*GIVEN TASK*. Give a verbatim quotation of every record.

*RECORDS FOR THE TASK*.
══════════

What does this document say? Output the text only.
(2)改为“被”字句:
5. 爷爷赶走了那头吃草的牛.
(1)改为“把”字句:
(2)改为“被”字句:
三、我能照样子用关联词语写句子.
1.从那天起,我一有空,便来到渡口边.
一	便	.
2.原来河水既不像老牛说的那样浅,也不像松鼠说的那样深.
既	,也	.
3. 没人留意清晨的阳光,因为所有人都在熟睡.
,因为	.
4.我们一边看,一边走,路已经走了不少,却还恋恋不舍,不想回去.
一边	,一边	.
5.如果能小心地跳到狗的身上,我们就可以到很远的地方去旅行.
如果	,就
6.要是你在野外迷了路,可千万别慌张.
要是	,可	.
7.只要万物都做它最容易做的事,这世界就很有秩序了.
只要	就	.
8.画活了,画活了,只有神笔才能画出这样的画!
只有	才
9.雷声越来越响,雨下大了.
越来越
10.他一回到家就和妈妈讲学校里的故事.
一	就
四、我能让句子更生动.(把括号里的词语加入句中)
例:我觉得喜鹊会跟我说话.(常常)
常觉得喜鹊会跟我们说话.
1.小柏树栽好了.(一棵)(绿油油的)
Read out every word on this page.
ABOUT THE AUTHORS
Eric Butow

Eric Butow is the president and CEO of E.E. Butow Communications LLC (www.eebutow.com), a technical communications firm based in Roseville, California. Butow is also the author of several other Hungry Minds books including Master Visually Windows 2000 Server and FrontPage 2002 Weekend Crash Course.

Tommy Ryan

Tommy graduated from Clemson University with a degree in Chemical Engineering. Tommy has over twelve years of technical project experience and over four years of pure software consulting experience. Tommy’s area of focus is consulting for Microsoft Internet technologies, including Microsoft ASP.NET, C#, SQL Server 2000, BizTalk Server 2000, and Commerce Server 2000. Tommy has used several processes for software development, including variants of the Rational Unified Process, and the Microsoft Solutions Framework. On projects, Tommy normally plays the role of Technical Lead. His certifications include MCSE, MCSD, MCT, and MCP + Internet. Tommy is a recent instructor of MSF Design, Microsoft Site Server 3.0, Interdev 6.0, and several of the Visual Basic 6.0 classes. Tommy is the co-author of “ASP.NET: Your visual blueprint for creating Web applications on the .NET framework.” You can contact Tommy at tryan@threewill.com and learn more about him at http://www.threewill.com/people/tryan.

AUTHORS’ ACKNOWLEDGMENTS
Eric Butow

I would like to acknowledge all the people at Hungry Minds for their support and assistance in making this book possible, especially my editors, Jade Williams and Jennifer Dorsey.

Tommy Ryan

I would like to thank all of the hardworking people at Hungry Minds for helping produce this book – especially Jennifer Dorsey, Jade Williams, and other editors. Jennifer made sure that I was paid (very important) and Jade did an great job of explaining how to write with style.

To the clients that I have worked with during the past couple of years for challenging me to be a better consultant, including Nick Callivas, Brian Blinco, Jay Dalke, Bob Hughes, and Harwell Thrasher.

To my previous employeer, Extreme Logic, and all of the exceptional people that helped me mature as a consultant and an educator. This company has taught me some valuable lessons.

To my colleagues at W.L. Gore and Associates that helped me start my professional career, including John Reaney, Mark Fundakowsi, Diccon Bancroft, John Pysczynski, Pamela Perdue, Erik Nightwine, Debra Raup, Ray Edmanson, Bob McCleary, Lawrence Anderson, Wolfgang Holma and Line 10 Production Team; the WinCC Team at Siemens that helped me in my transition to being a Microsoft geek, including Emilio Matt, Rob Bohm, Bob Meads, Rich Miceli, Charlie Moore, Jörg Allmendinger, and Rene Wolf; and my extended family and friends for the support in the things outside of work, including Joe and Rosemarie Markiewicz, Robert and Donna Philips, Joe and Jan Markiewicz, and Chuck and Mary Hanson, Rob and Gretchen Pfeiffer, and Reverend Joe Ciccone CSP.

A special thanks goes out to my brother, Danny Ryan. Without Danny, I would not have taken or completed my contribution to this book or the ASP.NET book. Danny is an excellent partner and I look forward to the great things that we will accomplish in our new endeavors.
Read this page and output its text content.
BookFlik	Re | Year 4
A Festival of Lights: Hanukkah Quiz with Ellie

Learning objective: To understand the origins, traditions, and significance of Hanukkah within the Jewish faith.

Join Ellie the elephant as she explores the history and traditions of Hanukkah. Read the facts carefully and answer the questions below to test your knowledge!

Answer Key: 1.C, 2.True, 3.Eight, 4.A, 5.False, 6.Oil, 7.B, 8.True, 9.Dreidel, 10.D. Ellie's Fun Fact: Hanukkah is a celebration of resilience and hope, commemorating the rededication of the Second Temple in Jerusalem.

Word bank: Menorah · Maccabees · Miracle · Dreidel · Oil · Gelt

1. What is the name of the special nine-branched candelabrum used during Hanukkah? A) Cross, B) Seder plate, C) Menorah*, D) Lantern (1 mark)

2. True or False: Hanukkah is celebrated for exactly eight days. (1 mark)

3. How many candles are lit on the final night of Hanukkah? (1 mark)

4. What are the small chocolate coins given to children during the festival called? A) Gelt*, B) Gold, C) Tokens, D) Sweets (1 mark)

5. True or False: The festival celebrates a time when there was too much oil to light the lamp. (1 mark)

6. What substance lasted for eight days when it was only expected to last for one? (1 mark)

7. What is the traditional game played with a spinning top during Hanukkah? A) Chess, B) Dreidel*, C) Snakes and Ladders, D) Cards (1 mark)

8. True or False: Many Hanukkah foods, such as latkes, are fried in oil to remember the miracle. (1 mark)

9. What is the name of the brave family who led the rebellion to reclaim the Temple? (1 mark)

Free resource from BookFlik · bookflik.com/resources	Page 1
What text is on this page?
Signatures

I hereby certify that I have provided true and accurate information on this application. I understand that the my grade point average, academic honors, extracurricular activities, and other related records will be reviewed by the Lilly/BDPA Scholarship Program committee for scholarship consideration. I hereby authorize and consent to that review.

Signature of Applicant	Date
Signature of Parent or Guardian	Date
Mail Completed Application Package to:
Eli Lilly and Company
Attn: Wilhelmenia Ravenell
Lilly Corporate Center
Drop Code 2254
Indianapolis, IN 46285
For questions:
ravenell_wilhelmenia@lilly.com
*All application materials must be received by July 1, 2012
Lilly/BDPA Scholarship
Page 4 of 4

══════════

*OUTPUT FOR THIS TASK*.
What does this document say? Output the text only.
(2)改为“被”字句:
5. 爷爷赶走了那头吃草的牛.
(1)改为“把”字句:
(2)改为“被”字句:
三、我能照样子用关联词语写句子.
1.从那天起,我一有空,便来到渡口边.
一	便	.
2.原来河水既不像老牛说的那样浅,也不像松鼠说的那样深.
既	,也	.
3. 没人留意清晨的阳光,因为所有人都在熟睡.
,因为	.
4.我们一边看,一边走,路已经走了不少,却还恋恋不舍,不想回去.
一边	,一边	.
5.如果能小心地跳到狗的身上,我们就可以到很远的地方去旅行.
如果	,就
6.要是你在野外迷了路,可千万别慌张.
要是	,可	.
7.只要万物都做它最容易做的事,这世界就很有秩序了.
只要	就	.
8.画活了,画活了,只有神笔才能画出这样的画!
只有	才
9.雷声越来越响,雨下大了.
越来越
10.他一回到家就和妈妈讲学校里的故事.
一	就
四、我能让句子更生动.(把括号里的词语加入句中)
例:我觉得喜鹊会跟我说话.(常常)
常觉得喜鹊会跟我们说话.
1.小柏树栽好了.(一棵)(绿油油的)
Read out every word on this page.
ABOUT THE AUTHORS
Eric Butow

Eric Butow is the president and CEO of E.E. Butow Communications LLC (www.eebutow.com), a technical communications firm based in Roseville, California. Butow is also the author of several other Hungry Minds books including Master Visually Windows 2000 Server and FrontPage 2002 Weekend Crash Course.

Tommy Ryan

Tommy graduated from Clemson University with a degree in Chemical Engineering. Tommy has over twelve years of technical project experience and over four years of pure software consulting experience. Tommy’s area of focus is consulting for Microsoft Internet technologies, including Microsoft ASP.NET, C#, SQL Server 2000, BizTalk Server 2000, and Commerce Server 2000. Tommy has used several processes for software development, including variants of the Rational Unified Process, and the Microsoft Solutions Framework. On projects, Tommy normally plays the role of Technical Lead. His certifications include MCSE, MCSD, MCT, and MCP + Internet. Tommy is a recent instructor of MSF Design, Microsoft Site Server 3.0, Interdev 6.0, and several of the Visual Basic 6.0 classes. Tommy is the co-author of “ASP.NET: Your visual blueprint for creating Web applications on the .NET framework.” You can contact Tommy at tryan@threewill.com and learn more about him at http://www.threewill.com/people/tryan.

AUTHORS’ ACKNOWLEDGMENTS
Eric Butow

I would like to acknowledge all the people at Hungry Minds for their support and assistance in making this book possible, especially my editors, Jade Williams and Jennifer Dorsey.

Tommy Ryan

I would like to thank all of the hardworking people at Hungry Minds for helping produce this book – especially Jennifer Dorsey, Jade Williams, and other editors. Jennifer made sure that I was paid (very important) and Jade did an great job of explaining how to write with style.

To the clients that I have worked with during the past couple of years for challenging me to be a better consultant, including Nick Callivas, Brian Blinco, Jay Dalke, Bob Hughes, and Harwell Thrasher.

To my previous employeer, Extreme Logic, and all of the exceptional people that helped me mature as a consultant and an educator. This company has taught me some valuable lessons.

To my colleagues at W.L. Gore and Associates that helped me start my professional career, including John Reaney, Mark Fundakowsi, Diccon Bancroft, John Pysczynski, Pamela Perdue, Erik Nightwine, Debra Raup, Ray Edmanson, Bob McCleary, Lawrence Anderson, Wolfgang Holma and Line 10 Production Team; the WinCC Team at Siemens that helped me in my transition to being a Microsoft geek, including Emilio Matt, Rob Bohm, Bob Meads, Rich Miceli, Charlie Moore, Jörg Allmendinger, and Rene Wolf; and my extended family and friends for the support in the things outside of work, including Joe and Rosemarie Markiewicz, Robert and Donna Philips, Joe and Jan Markiewicz, and Chuck and Mary Hanson, Rob and Gretchen Pfeiffer, and Reverend Joe Ciccone CSP.

A special thanks goes out to my brother, Danny Ryan. Without Danny, I would not have taken or completed my contribution to this book or the ASP.NET book. Danny is an excellent partner and I look forward to the great things that we will accomplish in our new endeavors.
Read this page and output its text content.
BookFlik	Re | Year 4
A Festival of Lights: Hanukkah Quiz with Ellie

Learning objective: To understand the origins, traditions, and significance of Hanukkah within the Jewish faith.

Join Ellie the elephant as she explores the history and traditions of Hanukkah. Read the facts carefully and answer the questions below to test your knowledge!

Answer Key: 1.C, 2.True, 3.Eight, 4.A, 5.False, 6.Oil, 7.B, 8.True, 9.Dreidel, 10.D. Ellie's Fun Fact: Hanukkah is a celebration of resilience and hope, commemorating the rededication of the Second Temple in Jerusalem.

Word bank: Menorah · Maccabees · Miracle · Dreidel · Oil · Gelt

1. What is the name of the special nine-branched candelabrum used during Hanukkah? A) Cross, B) Seder plate, C) Menorah*, D) Lantern (1 mark)

2. True or False: Hanukkah is celebrated for exactly eight days. (1 mark)

3. How many candles are lit on the final night of Hanukkah? (1 mark)

4. What are the small chocolate coins given to children during the festival called? A) Gelt*, B) Gold, C) Tokens, D) Sweets (1 mark)

5. True or False: The festival celebrates a time when there was too much oil to light the lamp. (1 mark)

6. What substance lasted for eight days when it was only expected to last for one? (1 mark)

7. What is the traditional game played with a spinning top during Hanukkah? A) Chess, B) Dreidel*, C) Snakes and Ladders, D) Cards (1 mark)

8. True or False: Many Hanukkah foods, such as latkes, are fried in oil to remember the miracle. (1 mark)

9. What is the name of the brave family who led the rebellion to reclaim the Temple? (1 mark)

Free resource from BookFlik · bookflik.com/resources	Page 1
What text is on this page?
Signatures

I hereby certify that I have provided true and accurate information on this application. I understand that the my grade point average, academic honors, extracurricular activities, and other related records will be reviewed by the Lilly/BDPA Scholarship Program committee for scholarship consideration. I hereby authorize and consent to that review.

Signature of Applicant	Date
Signature of Parent or Guardian	Date
Mail Completed Application Package to:
Eli Lilly and Company
Attn: Wilhelmenia Ravenell
Lilly Corporate Center
Drop Code 2254
Indianapolis, IN 46285
For questions:
ravenell_wilhelmenia@lilly.com
*All application materials must be received by July 1, 2012
Lilly/BDPA Scholarship
Page 4 of 4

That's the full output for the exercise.